Repeat the listing verbatim, starting at its first line and ending at the line that contains "text-line [251, 237, 369, 240]", with both of those lines included.

**PROVIDED RECORDS:**
====================
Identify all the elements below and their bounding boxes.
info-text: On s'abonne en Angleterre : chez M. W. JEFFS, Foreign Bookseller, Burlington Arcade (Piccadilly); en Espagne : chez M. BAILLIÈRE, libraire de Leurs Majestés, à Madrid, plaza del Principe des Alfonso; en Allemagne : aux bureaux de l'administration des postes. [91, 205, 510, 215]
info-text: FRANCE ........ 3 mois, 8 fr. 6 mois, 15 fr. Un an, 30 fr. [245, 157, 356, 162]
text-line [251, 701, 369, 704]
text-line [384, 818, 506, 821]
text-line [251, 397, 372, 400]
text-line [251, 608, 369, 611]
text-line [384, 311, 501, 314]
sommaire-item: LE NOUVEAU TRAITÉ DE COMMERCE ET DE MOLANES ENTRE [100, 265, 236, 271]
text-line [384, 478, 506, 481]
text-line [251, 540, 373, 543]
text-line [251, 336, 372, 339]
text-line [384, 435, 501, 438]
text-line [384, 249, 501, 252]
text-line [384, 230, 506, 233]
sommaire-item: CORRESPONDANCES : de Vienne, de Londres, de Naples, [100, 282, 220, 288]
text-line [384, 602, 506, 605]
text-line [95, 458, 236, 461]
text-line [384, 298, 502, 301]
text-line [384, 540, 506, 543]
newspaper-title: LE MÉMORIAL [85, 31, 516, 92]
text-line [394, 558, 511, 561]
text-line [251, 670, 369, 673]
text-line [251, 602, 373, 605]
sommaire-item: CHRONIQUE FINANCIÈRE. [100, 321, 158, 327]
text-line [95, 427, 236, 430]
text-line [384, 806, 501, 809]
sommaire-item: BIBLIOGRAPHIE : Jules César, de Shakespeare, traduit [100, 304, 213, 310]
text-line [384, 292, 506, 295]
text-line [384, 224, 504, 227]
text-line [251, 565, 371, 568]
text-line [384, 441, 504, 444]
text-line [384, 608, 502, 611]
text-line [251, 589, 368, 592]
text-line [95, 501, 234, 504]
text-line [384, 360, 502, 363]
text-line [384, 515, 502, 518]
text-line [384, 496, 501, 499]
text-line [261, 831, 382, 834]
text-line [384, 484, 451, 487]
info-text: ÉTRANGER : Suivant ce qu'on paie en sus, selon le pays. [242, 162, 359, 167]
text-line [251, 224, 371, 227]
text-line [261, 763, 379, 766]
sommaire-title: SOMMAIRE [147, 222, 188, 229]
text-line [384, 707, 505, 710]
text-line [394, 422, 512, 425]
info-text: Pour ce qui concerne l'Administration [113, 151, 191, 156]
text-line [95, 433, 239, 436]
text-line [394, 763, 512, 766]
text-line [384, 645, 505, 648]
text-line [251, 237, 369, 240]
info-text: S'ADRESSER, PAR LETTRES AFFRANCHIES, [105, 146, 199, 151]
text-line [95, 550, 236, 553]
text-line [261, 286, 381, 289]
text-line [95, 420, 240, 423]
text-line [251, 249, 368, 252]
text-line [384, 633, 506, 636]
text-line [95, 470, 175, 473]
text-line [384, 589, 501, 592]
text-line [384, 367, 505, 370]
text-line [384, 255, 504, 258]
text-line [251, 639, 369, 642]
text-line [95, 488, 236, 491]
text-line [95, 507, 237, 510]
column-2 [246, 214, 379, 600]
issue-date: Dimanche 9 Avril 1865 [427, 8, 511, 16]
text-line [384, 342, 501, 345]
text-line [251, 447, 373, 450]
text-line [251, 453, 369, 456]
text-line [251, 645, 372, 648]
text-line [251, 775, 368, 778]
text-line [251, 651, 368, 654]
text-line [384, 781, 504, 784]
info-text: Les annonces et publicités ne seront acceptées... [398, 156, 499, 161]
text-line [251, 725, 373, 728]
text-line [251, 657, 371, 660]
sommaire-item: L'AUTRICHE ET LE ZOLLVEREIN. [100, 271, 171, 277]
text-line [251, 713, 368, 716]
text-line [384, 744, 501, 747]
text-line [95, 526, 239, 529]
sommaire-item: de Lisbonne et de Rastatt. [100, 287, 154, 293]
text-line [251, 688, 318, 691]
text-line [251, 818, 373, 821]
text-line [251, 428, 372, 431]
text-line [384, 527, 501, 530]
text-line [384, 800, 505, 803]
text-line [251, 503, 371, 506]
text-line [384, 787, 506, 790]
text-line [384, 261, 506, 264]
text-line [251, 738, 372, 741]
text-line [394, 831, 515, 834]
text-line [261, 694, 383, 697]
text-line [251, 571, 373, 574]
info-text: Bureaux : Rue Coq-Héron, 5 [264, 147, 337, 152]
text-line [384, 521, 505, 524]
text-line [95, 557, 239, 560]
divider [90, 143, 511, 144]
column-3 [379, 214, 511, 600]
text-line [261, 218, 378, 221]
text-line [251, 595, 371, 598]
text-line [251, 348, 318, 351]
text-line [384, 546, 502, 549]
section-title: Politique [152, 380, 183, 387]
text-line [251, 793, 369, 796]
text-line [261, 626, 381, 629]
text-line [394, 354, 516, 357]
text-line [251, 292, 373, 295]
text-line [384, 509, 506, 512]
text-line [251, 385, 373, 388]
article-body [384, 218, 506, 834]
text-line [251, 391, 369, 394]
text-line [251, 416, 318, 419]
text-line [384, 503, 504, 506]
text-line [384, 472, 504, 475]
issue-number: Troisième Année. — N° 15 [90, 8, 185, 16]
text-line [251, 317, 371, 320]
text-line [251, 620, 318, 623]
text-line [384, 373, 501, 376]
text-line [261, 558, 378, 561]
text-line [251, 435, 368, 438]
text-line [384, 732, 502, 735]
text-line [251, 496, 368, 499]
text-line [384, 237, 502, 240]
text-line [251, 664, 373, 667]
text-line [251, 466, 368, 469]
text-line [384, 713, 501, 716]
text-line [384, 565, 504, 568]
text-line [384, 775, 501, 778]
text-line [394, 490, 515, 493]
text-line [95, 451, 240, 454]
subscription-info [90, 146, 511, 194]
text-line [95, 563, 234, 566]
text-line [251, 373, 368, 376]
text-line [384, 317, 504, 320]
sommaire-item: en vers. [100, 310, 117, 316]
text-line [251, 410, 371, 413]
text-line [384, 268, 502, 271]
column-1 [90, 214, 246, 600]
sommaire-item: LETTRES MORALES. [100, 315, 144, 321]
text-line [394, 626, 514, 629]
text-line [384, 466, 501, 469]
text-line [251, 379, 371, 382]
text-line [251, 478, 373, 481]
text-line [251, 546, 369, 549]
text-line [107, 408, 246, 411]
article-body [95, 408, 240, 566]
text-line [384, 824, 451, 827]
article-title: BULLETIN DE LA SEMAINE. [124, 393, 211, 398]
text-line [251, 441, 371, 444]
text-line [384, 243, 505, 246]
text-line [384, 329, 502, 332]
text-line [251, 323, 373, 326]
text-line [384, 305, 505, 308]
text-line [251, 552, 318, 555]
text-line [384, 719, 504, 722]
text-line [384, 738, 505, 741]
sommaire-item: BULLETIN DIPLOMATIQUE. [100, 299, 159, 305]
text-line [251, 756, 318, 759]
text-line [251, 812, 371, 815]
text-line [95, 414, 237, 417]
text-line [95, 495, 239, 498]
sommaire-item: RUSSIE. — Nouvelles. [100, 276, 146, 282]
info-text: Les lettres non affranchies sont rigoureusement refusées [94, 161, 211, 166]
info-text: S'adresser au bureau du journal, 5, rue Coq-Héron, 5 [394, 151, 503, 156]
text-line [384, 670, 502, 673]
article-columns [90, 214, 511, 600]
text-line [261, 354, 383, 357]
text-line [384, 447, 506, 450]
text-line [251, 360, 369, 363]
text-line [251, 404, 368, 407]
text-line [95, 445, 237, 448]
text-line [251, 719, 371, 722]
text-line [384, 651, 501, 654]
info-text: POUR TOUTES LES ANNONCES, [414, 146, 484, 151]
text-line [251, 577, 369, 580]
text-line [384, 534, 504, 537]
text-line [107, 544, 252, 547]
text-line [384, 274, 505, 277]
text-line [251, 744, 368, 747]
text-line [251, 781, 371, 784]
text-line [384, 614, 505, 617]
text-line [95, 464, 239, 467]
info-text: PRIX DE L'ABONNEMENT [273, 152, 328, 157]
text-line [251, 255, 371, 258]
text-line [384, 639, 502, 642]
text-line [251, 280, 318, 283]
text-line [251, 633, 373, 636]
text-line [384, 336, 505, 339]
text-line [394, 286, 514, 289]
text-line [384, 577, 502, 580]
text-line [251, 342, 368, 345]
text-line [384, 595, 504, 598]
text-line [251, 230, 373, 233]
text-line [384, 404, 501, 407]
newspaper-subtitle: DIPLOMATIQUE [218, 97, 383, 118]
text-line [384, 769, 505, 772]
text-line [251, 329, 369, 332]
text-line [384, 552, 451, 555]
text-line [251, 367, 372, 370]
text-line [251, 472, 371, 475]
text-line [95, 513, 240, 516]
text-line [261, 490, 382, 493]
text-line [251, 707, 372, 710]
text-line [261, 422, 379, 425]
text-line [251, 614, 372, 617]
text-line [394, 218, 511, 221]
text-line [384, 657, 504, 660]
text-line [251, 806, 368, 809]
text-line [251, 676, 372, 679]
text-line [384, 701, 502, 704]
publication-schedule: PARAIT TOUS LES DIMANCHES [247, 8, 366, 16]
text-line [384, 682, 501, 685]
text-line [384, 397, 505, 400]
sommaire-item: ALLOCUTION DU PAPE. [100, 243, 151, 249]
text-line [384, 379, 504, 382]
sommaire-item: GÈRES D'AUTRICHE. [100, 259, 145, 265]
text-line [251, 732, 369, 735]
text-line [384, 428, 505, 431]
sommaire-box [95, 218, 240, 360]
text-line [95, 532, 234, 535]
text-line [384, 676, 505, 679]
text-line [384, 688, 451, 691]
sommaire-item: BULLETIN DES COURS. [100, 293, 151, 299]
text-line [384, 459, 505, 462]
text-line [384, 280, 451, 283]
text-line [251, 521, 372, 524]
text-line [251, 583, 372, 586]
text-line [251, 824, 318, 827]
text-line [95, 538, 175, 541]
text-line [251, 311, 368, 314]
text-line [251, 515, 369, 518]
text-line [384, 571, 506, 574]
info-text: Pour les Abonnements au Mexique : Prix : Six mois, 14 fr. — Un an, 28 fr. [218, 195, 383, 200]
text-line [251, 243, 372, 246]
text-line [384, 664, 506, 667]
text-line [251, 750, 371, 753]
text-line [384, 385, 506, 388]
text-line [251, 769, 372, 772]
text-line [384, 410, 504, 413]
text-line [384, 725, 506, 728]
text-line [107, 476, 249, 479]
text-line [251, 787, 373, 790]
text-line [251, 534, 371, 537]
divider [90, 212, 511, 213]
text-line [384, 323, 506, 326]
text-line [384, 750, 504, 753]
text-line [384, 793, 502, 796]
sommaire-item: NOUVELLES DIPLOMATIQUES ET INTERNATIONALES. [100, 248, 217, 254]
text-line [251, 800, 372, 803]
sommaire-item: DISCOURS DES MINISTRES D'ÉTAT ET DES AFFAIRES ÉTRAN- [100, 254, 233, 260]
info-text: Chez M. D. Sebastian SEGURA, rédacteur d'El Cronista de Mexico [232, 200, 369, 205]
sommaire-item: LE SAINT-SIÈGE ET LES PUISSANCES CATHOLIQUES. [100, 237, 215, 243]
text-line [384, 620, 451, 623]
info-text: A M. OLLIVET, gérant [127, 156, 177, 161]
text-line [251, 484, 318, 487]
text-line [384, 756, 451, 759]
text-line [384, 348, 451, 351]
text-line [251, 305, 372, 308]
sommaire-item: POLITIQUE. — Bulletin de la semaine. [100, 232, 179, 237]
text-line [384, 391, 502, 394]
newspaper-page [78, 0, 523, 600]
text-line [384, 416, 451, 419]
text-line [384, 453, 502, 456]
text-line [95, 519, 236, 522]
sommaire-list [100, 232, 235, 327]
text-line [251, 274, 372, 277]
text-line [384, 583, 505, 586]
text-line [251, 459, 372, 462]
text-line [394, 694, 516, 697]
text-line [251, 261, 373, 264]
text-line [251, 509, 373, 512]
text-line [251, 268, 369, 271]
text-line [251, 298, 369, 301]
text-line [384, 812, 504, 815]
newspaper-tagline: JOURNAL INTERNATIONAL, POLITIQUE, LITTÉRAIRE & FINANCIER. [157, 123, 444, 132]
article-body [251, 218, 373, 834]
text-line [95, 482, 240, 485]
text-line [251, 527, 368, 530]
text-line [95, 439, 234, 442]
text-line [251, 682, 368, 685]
====================
**RESPONSE:**
Identify all the elements below and their bounding boxes.
info-text: On s'abonne en Angleterre : chez M. W. JEFFS, Foreign Bookseller, Burlington Arcade (Piccadilly); en Espagne : chez M. BAILLIÈRE, libraire de Leurs Majestés, à Madrid, plaza del Principe des Alfonso; en Allemagne : aux bureaux de l'administration des postes. [91, 205, 510, 215]
info-text: FRANCE ........ 3 mois, 8 fr. 6 mois, 15 fr. Un an, 30 fr. [245, 157, 356, 162]
text-line [251, 701, 369, 704]
text-line [384, 818, 506, 821]
text-line [251, 397, 372, 400]
text-line [251, 608, 369, 611]
text-line [384, 311, 501, 314]
sommaire-item: LE NOUVEAU TRAITÉ DE COMMERCE ET DE MOLANES ENTRE [100, 265, 236, 271]
text-line [384, 478, 506, 481]
text-line [251, 540, 373, 543]
text-line [251, 336, 372, 339]
text-line [384, 435, 501, 438]
text-line [384, 249, 501, 252]
text-line [384, 230, 506, 233]
sommaire-item: CORRESPONDANCES : de Vienne, de Londres, de Naples, [100, 282, 220, 288]
text-line [384, 602, 506, 605]
text-line [95, 458, 236, 461]
text-line [384, 298, 502, 301]
text-line [384, 540, 506, 543]
newspaper-title: LE MÉMORIAL [85, 31, 516, 92]
text-line [394, 558, 511, 561]
text-line [251, 670, 369, 673]
text-line [251, 602, 373, 605]
sommaire-item: CHRONIQUE FINANCIÈRE. [100, 321, 158, 327]
text-line [95, 427, 236, 430]
text-line [384, 806, 501, 809]
sommaire-item: BIBLIOGRAPHIE : Jules César, de Shakespeare, traduit [100, 304, 213, 310]
text-line [384, 292, 506, 295]
text-line [384, 224, 504, 227]
text-line [251, 565, 371, 568]
text-line [384, 441, 504, 444]
text-line [384, 608, 502, 611]
text-line [251, 589, 368, 592]
text-line [95, 501, 234, 504]
text-line [384, 360, 502, 363]
text-line [384, 515, 502, 518]
text-line [384, 496, 501, 499]
text-line [261, 831, 382, 834]
text-line [384, 484, 451, 487]
info-text: ÉTRANGER : Suivant ce qu'on paie en sus, selon le pays. [242, 162, 359, 167]
text-line [251, 224, 371, 227]
text-line [261, 763, 379, 766]
sommaire-title: SOMMAIRE [147, 222, 188, 229]
text-line [384, 707, 505, 710]
text-line [394, 422, 512, 425]
info-text: Pour ce qui concerne l'Administration [113, 151, 191, 156]
text-line [95, 433, 239, 436]
text-line [394, 763, 512, 766]
text-line [384, 645, 505, 648]
text-line [251, 237, 369, 240]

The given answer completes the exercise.